#### Objective A:
Copy out the passage about the Tencent Sports documentary on Li word for word, in full.

#### Quoted text:
---*---

Online viewership of the documentary, produced by Tencent Sports over the past year, topped 15 million by Tuesday.
The first Asian player, man or woman, to win a Grand Slam singles championship at the 2011 French Open, Li was forced to retire due to a knee injury, eight months after winning her second major in January 2014 at the Australian Open.
She left the court with nine WTA singles titles and an immeasurable impact on popularizing the sport in China.
After joking that lucrative prize money was her main motivation for playing so fiercely, Li says in the documentary that the loss of her father, who died of a rare heart condition when she was 14, drove her to be the best she could be.
To make sure Li concentrated on her training, her mother shielded her from the seriousness of her father's illness. A fleeting glance at the Wuhan train station when she was en route from Beijing to Guangzhou in 1996 was the last time Li saw him.

---*---

#### Objective B:
Give the part of the listing that opens with the line containing "select-icon <box>325 29 343 57</box>" and closes with the line containing "tools-button[interactable] <box>415 23", both included, as a Markdown table with the columns Row and Listing line, numbering the rows and leaving out blank lines.

(Some listings)
---*---

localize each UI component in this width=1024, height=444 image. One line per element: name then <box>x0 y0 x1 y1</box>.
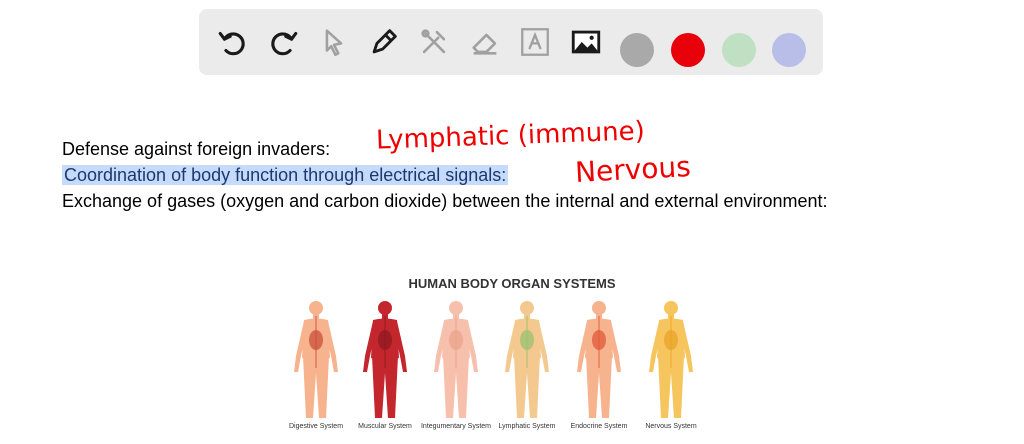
select-icon <box>325 29 343 57</box>
eraser-icon <box>472 33 497 55</box>
text-icon <box>521 28 549 56</box>
eraser-button[interactable] <box>466 23 504 61</box>
question-line-2: Coordination of body function through el… <box>62 165 509 186</box>
text-button[interactable] <box>516 23 554 61</box>
figure-title: HUMAN BODY ORGAN SYSTEMS <box>408 276 616 291</box>
color-swatch-green[interactable] <box>722 33 756 67</box>
body-figure-lymphatic-system <box>505 301 549 418</box>
tools-button[interactable] <box>415 23 453 61</box>
question-line-1: Defense against foreign invaders: <box>62 139 331 159</box>
body-figure-nervous-system <box>649 301 693 418</box>
handwritten-answer-2: Nervous <box>574 149 692 190</box>
body-figure-digestive-system <box>294 301 338 418</box>
redo-button[interactable] <box>264 23 302 61</box>
body-figure-endocrine-system <box>577 301 621 418</box>
figure-label: Endocrine System <box>570 423 628 430</box>
figure-label: Muscular System <box>358 423 412 430</box>
color-swatch-purple[interactable] <box>772 33 806 67</box>
question-line-3: Exchange of gases (oxygen and carbon dio… <box>62 191 828 211</box>
body-figure-muscular-system <box>363 301 407 418</box>
color-swatch-red[interactable] <box>671 33 705 67</box>
image-icon <box>571 30 601 54</box>
figure-label: Nervous System <box>645 423 697 430</box>
drawing-toolbar <box>199 9 823 75</box>
handwritten-answer-1: Lymphatic (immune) <box>375 116 646 156</box>
pen-button[interactable] <box>365 23 403 61</box>
figure-label: Lymphatic System <box>498 423 556 430</box>
body-figure-integumentary-system <box>434 301 478 418</box>
tools-icon <box>421 29 446 54</box>
redo-icon <box>271 31 298 56</box>
select-button[interactable] <box>315 23 353 61</box>
highlighted-text: Coordination of body function through el… <box>62 165 509 185</box>
figure-label: Integumentary System <box>420 423 492 430</box>
pen-icon <box>372 29 397 54</box>
figure-label: Digestive System <box>288 423 344 430</box>
undo-button[interactable] <box>214 23 252 61</box>
undo-icon <box>218 31 245 56</box>
image-button[interactable] <box>567 23 605 61</box>
color-swatch-gray[interactable] <box>620 33 654 67</box>
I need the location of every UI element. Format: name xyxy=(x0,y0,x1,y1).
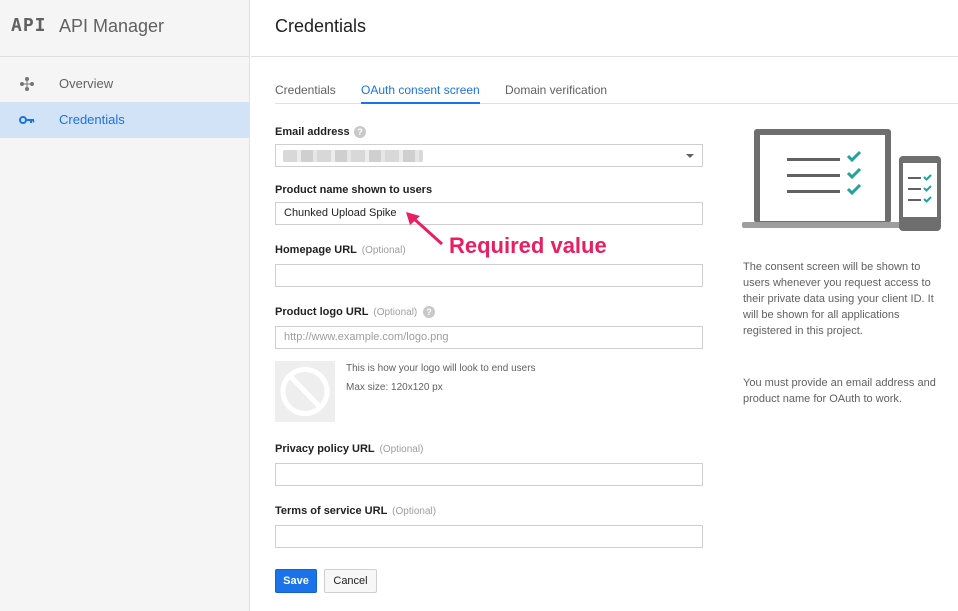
overview-icon xyxy=(20,77,34,91)
brand: API API Manager xyxy=(0,0,250,57)
sidebar-item-overview[interactable]: Overview xyxy=(0,66,250,102)
homepage-input[interactable] xyxy=(275,264,703,287)
info-requirement: You must provide an email address and pr… xyxy=(743,377,936,405)
no-image-icon xyxy=(280,367,330,416)
save-button[interactable]: Save xyxy=(275,569,317,593)
logo-hint: This is how your logo will look to end u… xyxy=(346,363,536,374)
tab-domain-verification[interactable]: Domain verification xyxy=(505,83,607,104)
privacy-label: Privacy policy URL (Optional) xyxy=(275,443,424,455)
sidebar-item-credentials[interactable]: Credentials xyxy=(0,102,250,138)
tab-credentials[interactable]: Credentials xyxy=(275,83,336,104)
optional-tag: (Optional) xyxy=(373,307,418,318)
key-icon xyxy=(19,116,35,124)
page-title: Credentials xyxy=(275,16,367,36)
help-icon[interactable]: ? xyxy=(423,306,435,318)
tab-bar: Credentials OAuth consent screen Domain … xyxy=(275,78,958,104)
terms-label: Terms of service URL (Optional) xyxy=(275,505,437,517)
product-name-input[interactable]: Chunked Upload Spike xyxy=(275,202,703,225)
cancel-button[interactable]: Cancel xyxy=(324,569,377,593)
homepage-label: Homepage URL (Optional) xyxy=(275,244,406,256)
help-icon[interactable]: ? xyxy=(354,126,366,138)
app-title[interactable]: API Manager xyxy=(59,16,164,37)
annotation-text: Required value xyxy=(449,233,607,258)
product-name-label: Product name shown to users xyxy=(275,184,433,196)
annotation-arrow-icon xyxy=(406,212,444,246)
sidebar: API API Manager Overview Credentials xyxy=(0,0,250,611)
privacy-input[interactable] xyxy=(275,463,703,486)
logo-url-input[interactable]: http://www.example.com/logo.png xyxy=(275,326,703,349)
email-value-blurred xyxy=(283,150,423,162)
chevron-down-icon xyxy=(686,154,694,158)
logo-size-hint: Max size: 120x120 px xyxy=(346,382,443,393)
info-consent-screen: The consent screen will be shown to user… xyxy=(743,261,934,337)
tab-oauth-consent-screen[interactable]: OAuth consent screen xyxy=(361,83,480,104)
page-header: Credentials xyxy=(251,0,958,57)
logo-url-label: Product logo URL (Optional) xyxy=(275,306,418,318)
sidebar-item-label: Credentials xyxy=(59,112,125,127)
api-logo: API xyxy=(11,15,47,36)
sidebar-item-label: Overview xyxy=(59,76,114,91)
consent-screen-illustration xyxy=(742,129,941,231)
logo-preview xyxy=(275,361,335,422)
optional-tag: (Optional) xyxy=(379,444,424,455)
terms-input[interactable] xyxy=(275,525,703,548)
email-label: Email address xyxy=(275,126,350,138)
optional-tag: (Optional) xyxy=(361,245,406,256)
optional-tag: (Optional) xyxy=(392,506,437,517)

---*---

#### Correct output A:
Online viewership of the documentary, produced by Tencent Sports over the past year, topped 15 million by Tuesday.
The first Asian player, man or woman, to win a Grand Slam singles championship at the 2011 French Open, Li was forced to retire due to a knee injury, eight months after winning her second major in January 2014 at the Australian Open.
She left the court with nine WTA singles titles and an immeasurable impact on popularizing the sport in China.
After joking that lucrative prize money was her main motivation for playing so fiercely, Li says in the documentary that the loss of her father, who died of a rare heart condition when she was 14, drove her to be the best she could be.
To make sure Li concentrated on her training, her mother shielded her from the seriousness of her father's illness. A fleeting glance at the Wuhan train station when she was en route from Beijing to Guangzhou in 1996 was the last time Li saw him.

#### Correct output B:
| Row | Listing line |
|---|---|
| 1 | select-icon <box>325 29 343 57</box> |
| 2 | eraser-icon <box>472 33 497 55</box> |
| 3 | text-icon <box>521 28 549 56</box> |
| 4 | eraser-button[interactable] <box>466 23 504 61</box> |
| 5 | question-line-2: Coordination of body function through el… <box>62 165 509 186</box> |
| 6 | text-button[interactable] <box>516 23 554 61</box> |
| 7 | figure-title: HUMAN BODY ORGAN SYSTEMS <box>408 276 616 291</box> |
| 8 | color-swatch-green[interactable] <box>722 33 756 67</box> |
| 9 | body-figure-lymphatic-system <box>505 301 549 418</box> |
| 10 | tools-button[interactable] <box>415 23 453 61</box> |